------ The data

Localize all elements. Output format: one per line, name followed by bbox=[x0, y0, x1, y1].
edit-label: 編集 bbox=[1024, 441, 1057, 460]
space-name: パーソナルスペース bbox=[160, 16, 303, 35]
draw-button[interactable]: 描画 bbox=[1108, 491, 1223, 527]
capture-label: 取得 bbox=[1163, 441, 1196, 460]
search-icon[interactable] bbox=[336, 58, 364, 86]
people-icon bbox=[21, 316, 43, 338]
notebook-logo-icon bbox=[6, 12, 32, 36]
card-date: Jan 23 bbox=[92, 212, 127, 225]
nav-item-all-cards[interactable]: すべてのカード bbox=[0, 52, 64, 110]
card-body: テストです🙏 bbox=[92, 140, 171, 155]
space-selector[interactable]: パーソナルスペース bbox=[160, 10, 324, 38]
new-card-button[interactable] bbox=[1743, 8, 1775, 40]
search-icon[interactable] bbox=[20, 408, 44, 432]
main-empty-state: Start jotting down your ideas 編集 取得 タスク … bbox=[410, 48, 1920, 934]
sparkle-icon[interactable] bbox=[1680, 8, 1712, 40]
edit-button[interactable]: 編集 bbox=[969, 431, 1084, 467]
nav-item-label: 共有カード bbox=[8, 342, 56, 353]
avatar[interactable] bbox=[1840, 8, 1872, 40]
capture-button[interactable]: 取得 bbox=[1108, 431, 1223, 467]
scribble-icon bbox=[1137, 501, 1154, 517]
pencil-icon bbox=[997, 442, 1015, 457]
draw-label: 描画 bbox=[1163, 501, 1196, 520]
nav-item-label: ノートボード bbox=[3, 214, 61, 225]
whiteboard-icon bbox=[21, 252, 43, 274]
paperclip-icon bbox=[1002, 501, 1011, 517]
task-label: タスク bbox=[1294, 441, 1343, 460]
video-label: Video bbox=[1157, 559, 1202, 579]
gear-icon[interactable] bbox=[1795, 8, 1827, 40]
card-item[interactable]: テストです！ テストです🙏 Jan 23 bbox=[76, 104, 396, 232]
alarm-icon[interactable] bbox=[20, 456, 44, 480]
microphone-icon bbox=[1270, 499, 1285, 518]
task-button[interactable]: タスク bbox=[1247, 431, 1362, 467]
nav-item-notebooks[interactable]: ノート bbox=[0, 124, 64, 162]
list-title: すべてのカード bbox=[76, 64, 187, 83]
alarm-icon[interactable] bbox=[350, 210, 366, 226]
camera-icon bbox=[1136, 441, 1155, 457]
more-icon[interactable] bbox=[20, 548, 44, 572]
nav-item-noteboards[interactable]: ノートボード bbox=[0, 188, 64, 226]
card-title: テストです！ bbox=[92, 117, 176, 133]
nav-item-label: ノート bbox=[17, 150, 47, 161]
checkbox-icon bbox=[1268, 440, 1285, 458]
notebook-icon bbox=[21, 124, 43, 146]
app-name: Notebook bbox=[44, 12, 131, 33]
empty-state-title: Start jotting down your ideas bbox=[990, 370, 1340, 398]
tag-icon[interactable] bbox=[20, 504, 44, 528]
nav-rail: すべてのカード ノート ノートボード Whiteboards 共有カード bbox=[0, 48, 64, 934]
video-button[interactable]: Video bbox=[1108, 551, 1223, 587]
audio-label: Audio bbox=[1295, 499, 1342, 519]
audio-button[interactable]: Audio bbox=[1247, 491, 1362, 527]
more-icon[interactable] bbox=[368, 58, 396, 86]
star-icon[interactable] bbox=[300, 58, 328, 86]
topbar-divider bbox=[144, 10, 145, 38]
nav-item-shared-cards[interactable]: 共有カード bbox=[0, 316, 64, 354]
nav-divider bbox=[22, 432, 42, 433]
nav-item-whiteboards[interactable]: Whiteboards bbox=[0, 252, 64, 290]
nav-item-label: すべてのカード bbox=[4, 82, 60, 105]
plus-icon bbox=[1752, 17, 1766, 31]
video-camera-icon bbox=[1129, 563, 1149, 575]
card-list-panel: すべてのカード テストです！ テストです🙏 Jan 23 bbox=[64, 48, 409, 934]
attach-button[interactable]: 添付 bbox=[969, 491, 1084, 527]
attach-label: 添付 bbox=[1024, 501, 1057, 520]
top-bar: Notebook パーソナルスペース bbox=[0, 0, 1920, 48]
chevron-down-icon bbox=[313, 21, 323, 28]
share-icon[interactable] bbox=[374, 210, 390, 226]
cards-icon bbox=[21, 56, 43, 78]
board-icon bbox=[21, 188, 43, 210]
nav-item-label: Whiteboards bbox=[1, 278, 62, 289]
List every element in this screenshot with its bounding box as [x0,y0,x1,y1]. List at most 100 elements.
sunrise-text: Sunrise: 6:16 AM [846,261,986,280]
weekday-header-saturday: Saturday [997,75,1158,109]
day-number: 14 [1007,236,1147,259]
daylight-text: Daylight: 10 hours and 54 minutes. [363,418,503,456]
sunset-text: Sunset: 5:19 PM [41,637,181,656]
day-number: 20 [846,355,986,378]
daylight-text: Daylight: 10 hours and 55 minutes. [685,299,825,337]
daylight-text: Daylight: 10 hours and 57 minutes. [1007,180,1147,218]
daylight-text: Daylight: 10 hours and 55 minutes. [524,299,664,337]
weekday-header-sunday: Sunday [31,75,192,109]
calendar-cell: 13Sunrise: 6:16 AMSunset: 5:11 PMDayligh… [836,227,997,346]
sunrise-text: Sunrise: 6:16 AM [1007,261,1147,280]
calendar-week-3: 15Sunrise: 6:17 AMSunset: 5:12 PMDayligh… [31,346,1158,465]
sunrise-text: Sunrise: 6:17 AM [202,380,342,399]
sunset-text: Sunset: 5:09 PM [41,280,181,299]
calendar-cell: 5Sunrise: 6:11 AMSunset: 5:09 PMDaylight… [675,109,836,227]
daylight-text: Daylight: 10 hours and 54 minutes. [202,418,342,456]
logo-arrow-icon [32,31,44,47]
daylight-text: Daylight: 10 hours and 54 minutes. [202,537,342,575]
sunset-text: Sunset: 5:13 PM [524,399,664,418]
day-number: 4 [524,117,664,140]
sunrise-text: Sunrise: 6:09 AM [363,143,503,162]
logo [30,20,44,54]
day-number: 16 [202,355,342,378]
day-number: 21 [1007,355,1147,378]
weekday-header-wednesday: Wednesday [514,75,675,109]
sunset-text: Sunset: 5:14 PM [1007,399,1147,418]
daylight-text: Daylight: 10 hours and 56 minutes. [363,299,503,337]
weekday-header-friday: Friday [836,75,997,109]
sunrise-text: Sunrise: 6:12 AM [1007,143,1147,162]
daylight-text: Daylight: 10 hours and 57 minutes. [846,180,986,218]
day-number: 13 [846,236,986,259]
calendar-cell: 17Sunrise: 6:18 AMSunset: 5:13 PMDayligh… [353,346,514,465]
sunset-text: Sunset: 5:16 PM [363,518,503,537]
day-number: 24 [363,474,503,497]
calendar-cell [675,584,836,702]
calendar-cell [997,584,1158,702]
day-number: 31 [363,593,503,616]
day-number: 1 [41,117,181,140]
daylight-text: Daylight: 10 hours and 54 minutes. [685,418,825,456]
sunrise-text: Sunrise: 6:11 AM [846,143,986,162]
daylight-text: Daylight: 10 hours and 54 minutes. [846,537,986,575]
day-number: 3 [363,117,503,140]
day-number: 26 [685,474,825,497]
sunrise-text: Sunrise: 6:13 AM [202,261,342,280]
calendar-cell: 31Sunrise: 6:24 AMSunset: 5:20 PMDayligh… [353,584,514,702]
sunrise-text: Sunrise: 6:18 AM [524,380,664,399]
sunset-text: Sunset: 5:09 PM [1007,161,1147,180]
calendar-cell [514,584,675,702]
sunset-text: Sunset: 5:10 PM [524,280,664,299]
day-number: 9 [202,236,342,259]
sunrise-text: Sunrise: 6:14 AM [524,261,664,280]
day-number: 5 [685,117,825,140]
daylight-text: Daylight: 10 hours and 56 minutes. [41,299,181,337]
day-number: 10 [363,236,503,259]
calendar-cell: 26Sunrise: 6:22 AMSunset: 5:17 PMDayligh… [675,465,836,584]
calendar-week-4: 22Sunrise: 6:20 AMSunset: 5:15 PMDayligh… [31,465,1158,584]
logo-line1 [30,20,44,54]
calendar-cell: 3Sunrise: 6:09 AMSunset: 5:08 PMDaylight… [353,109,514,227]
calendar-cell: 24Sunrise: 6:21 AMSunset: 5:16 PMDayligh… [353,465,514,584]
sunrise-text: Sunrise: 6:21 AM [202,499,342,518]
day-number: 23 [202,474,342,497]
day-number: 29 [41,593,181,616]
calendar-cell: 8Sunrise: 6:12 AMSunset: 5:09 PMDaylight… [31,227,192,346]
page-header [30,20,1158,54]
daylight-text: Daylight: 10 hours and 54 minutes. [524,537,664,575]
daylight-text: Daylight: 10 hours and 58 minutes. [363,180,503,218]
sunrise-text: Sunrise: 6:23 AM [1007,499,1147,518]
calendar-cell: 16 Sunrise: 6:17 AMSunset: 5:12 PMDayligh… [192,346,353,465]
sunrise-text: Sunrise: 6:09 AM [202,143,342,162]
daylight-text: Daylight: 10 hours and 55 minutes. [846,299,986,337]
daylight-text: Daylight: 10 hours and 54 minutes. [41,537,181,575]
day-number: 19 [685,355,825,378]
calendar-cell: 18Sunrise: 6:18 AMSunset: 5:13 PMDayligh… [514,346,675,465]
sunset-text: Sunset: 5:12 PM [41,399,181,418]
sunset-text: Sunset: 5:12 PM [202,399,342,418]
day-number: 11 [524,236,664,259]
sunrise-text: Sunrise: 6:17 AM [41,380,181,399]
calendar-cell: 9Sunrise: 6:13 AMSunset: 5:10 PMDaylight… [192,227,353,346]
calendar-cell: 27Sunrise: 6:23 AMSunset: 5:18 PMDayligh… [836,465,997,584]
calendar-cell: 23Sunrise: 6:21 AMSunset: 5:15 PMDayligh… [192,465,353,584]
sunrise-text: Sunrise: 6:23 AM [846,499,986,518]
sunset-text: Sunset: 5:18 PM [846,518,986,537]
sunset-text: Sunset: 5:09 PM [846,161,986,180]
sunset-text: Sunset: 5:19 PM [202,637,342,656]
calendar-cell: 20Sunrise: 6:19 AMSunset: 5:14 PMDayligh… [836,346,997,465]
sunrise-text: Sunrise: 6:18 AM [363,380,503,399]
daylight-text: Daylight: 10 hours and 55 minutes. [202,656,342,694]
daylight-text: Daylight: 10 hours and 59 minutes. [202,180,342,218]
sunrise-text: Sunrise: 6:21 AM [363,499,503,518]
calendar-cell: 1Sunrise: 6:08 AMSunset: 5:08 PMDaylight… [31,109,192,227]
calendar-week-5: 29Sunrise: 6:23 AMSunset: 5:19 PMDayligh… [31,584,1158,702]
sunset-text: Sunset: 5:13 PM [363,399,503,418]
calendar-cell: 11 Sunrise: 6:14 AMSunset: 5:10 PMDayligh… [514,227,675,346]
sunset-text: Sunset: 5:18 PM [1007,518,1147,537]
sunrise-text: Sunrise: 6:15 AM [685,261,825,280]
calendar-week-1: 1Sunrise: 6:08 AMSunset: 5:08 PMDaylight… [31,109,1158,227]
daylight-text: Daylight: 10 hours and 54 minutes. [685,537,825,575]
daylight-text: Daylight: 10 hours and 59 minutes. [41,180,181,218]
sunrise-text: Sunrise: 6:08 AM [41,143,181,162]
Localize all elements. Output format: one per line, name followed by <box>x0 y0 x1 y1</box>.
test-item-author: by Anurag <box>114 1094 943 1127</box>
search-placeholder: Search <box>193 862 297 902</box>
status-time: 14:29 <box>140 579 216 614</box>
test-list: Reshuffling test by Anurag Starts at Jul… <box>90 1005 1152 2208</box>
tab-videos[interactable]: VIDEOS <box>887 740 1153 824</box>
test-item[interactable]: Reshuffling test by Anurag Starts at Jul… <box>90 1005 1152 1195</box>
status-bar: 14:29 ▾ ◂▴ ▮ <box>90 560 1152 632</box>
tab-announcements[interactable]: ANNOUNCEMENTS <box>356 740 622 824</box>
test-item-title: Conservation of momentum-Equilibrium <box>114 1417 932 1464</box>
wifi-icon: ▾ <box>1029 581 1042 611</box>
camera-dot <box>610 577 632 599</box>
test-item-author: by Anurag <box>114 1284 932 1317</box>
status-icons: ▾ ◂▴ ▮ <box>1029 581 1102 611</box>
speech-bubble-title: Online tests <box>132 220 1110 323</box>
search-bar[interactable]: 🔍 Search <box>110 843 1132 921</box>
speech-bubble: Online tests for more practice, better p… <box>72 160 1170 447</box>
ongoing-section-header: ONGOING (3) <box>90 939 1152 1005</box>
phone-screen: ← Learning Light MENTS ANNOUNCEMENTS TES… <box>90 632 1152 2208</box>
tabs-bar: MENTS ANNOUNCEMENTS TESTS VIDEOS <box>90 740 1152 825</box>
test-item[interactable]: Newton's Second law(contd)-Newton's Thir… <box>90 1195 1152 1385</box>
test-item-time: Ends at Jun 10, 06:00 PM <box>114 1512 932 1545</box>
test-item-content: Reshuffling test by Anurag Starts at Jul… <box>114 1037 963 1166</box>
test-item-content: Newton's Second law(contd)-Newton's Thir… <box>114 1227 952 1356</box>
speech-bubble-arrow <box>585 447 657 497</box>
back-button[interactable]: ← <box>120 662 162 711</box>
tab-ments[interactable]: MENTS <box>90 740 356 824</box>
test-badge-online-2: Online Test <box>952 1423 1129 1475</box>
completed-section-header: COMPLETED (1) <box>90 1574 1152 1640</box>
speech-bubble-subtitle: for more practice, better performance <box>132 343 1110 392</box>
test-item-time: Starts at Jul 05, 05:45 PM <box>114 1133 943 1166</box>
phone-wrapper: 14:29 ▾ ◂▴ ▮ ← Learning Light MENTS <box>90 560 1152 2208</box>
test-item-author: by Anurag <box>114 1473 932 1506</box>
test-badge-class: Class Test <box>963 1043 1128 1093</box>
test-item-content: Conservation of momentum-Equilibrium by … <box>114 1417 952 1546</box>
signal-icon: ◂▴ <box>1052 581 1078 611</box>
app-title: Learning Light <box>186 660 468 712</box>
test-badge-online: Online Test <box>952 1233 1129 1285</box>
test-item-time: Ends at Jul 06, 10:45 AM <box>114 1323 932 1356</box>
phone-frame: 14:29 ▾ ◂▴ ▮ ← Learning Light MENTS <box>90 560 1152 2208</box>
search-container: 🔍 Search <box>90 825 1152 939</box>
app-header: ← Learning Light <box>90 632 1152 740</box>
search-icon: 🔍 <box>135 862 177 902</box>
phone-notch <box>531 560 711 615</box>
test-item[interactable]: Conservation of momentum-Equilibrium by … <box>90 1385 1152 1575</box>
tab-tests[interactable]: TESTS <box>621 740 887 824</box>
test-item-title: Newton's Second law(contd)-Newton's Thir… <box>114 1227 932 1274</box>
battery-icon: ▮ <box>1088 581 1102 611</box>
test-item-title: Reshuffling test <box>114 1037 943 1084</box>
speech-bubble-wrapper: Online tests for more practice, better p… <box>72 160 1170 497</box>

------------

- Exercise goal
Rewrite the material from its start through the line containing "sparkle-icon[interactable] bbox=[1680, 8, 1712, 40]", both ends included, with "search-icon" replaced by "magnifier-icon" and nothing else changed.

- Complete output
Localize all elements. Output format: one per line, name followed by bbox=[x0, y0, x1, y1].
edit-label: 編集 bbox=[1024, 441, 1057, 460]
space-name: パーソナルスペース bbox=[160, 16, 303, 35]
draw-button[interactable]: 描画 bbox=[1108, 491, 1223, 527]
capture-label: 取得 bbox=[1163, 441, 1196, 460]
magnifier-icon[interactable] bbox=[336, 58, 364, 86]
people-icon bbox=[21, 316, 43, 338]
notebook-logo-icon bbox=[6, 12, 32, 36]
card-date: Jan 23 bbox=[92, 212, 127, 225]
nav-item-all-cards[interactable]: すべてのカード bbox=[0, 52, 64, 110]
card-body: テストです🙏 bbox=[92, 140, 171, 155]
space-selector[interactable]: パーソナルスペース bbox=[160, 10, 324, 38]
new-card-button[interactable] bbox=[1743, 8, 1775, 40]
magnifier-icon[interactable] bbox=[20, 408, 44, 432]
main-empty-state: Start jotting down your ideas 編集 取得 タスク … bbox=[410, 48, 1920, 934]
sparkle-icon[interactable] bbox=[1680, 8, 1712, 40]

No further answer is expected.